## Extract to read
┌────────

The present invention provides a one-of-a-kind doll head that corresponds in appearance to the facial appearance of a particular child. Such doll heads can, of course, be made by an artist who sculpts the face of each doll to be identical to the face of the child. However, such a hand-made doll may well cost into the hundreds or thousands of dollars to obtain, depending on the reputation of the artist. This cost is prohibitive for the average parents (grandparents) who desire to have a doll or dolls similar in appearance to their child or children (grandchildren). The present invention sets forth a system and method for producing doll heads having the realistic, hand-crafted facial appearance of particular children at a reasonable cost.
The facial appearance of the doll head of the preferred embodiment is based on two forms of input: a picture or pictures of the face of a child and the completion of a ten-point facial characteristic chart. The input provided by the picture is discussed below. The ten-point facial characteristic chart provides the customer with ten broad categories of facial characteristics, that is, face shape, skin tone, eye color, eyelash color, eyebrow color, eyebrow thickness and shape, hair color, hair cut, hair length, hair style, and birthmarks/moles/freckles. Each category is further broken down into a predetermined number of, for example, skin tones or eyebrow colors. The combinations chosen by the customer are used to manufacture a doll head having an appearance closely resembling the facial appearance of the particular child. Each of the ten categories is described in more detail below, as are the steps necessary to manufacture the individualized doll.
a. Face Shape.
The face shape of the child is selected from one of seven, in the preferred embodiment, face shapes shown in FIG. 1. These face shapes are categorized as follows:
FACE SHAPE NAME
To determine the desired children's face to be represented by a predetermined number of face shapes, hundreds of pictures of children were analyzed to determine the face shape of each child. It was found that these hundreds of individual face shapes could be categorized into seven broad categories of face shapes that are the minimum set of representative face shapes for 95 percent of children in the 3- to 12-year-old range independent of race. The broad categories as listed in Table 1 and illustrated in FIGS. 1a through 1 g, respectively, include rounded-, oval-, pear-, rectangular-, thinner rectangular-, thinner heart-, and wider heart-shaped faces. The available facial features have a range; for example, and not meant to be inclusive, eyes are narrower set versus wider set, noses are narrower versus wider, and lips are narrower versus wider.

└────────

## Excerpted records
┌────────

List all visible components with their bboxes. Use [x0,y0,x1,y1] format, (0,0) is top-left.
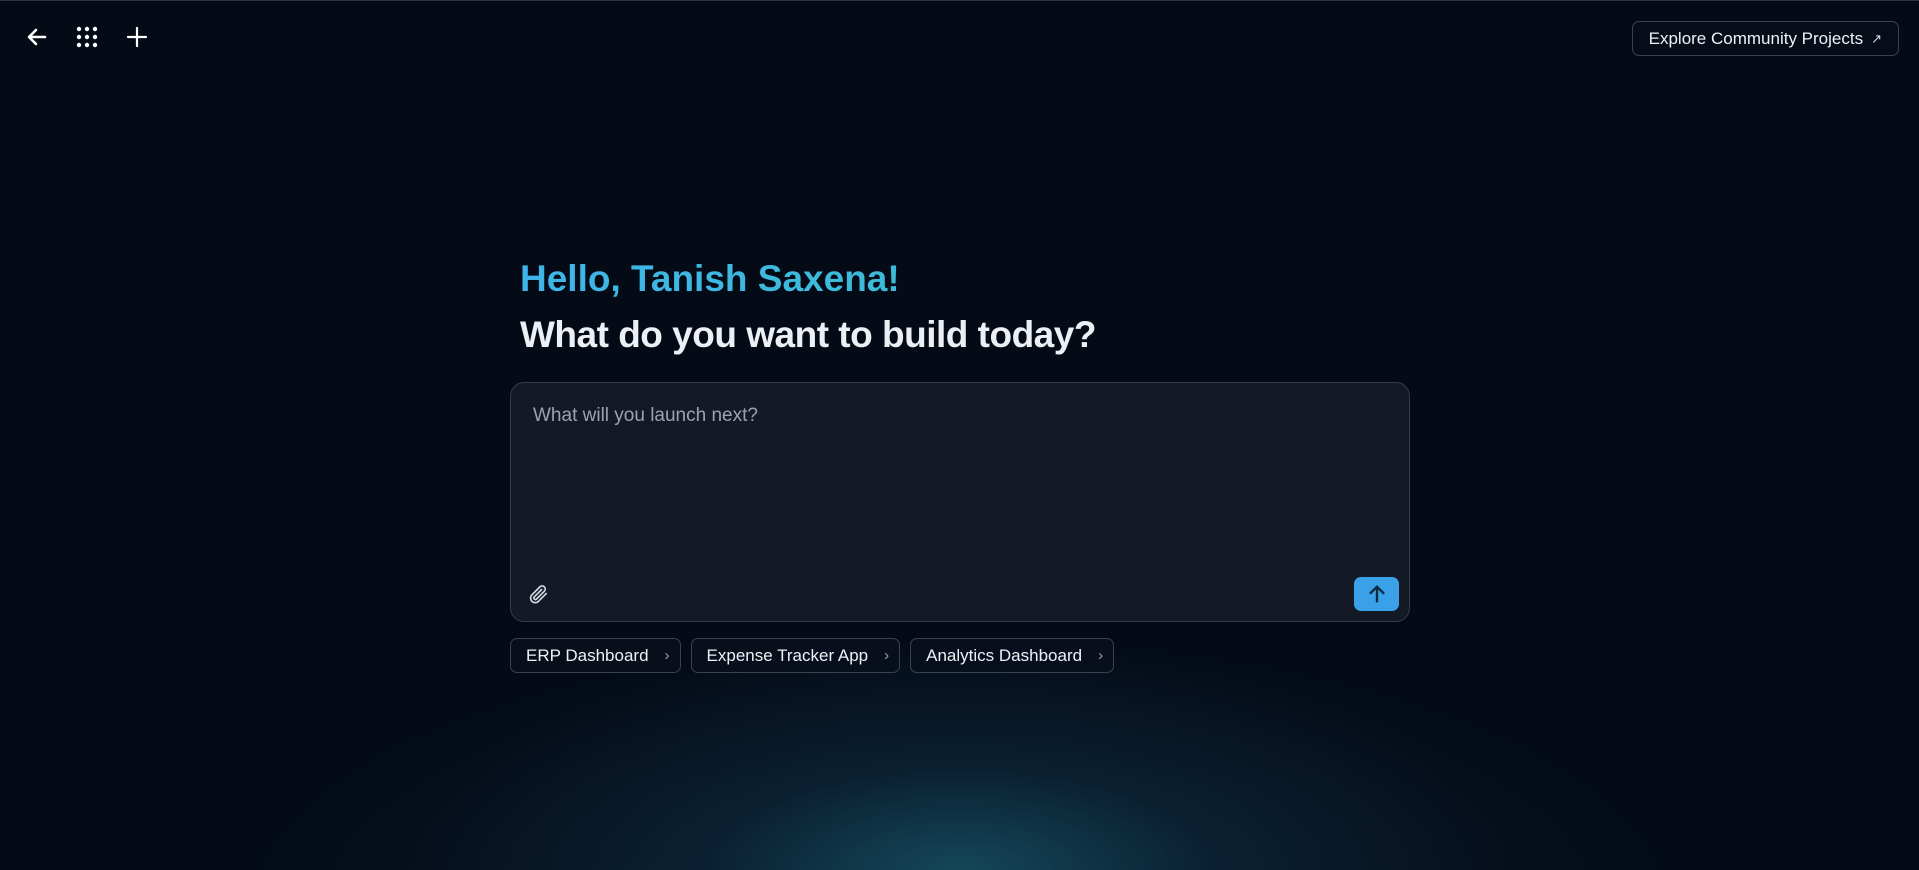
send-button[interactable] [1354,577,1399,611]
suggestion-analytics-dashboard[interactable]: Analytics Dashboard › [910,638,1115,673]
attach-file-button[interactable] [523,579,553,609]
back-button[interactable] [20,20,54,54]
external-arrow-icon: ↗ [1871,30,1882,46]
plus-icon [126,26,148,48]
greeting-heading: Hello, Tanish Saxena! [520,254,1096,304]
new-project-button[interactable] [120,20,154,54]
page-title: What do you want to build today? [520,314,1096,355]
suggestion-label: ERP Dashboard [526,645,649,665]
paperclip-icon [529,585,548,604]
apps-grid-button[interactable] [70,20,104,54]
chevron-right-icon: › [1098,647,1104,664]
arrow-left-icon [27,28,47,46]
chevron-right-icon: › [884,647,890,664]
arrow-up-icon [1368,585,1385,603]
suggestion-label: Expense Tracker App [706,645,869,665]
prompt-input[interactable] [531,403,1385,537]
suggestion-erp-dashboard[interactable]: ERP Dashboard › [510,638,681,673]
explore-label: Explore Community Projects [1648,28,1864,48]
hero: Hello, Tanish Saxena! What do you want t… [520,254,1096,360]
top-nav [20,20,154,54]
suggestion-chips: ERP Dashboard › Expense Tracker App › An… [510,638,1115,673]
suggestion-label: Analytics Dashboard [926,645,1083,665]
top-border [0,0,1919,1]
grid-dots-icon [76,26,98,48]
suggestion-expense-tracker-app[interactable]: Expense Tracker App › [690,638,901,673]
explore-community-projects-button[interactable]: Explore Community Projects ↗ [1631,21,1899,56]
chevron-right-icon: › [664,647,670,664]
prompt-composer [510,382,1410,622]
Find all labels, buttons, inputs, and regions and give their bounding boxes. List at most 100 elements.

└────────

## Problem to work on
Render this sentence from the doll head passage into Spanish: "However, such a hand-made doll may well cost into the hundreds or thousands of dollars to obtain, depending on the reputation of the artist." Rely solely on the doll head passage and on nothing else.

## Reply
Sin embargo, obtener una muñeca hecha a mano de ese tipo bien puede costar cientos o miles de dólares, según la reputación del artista.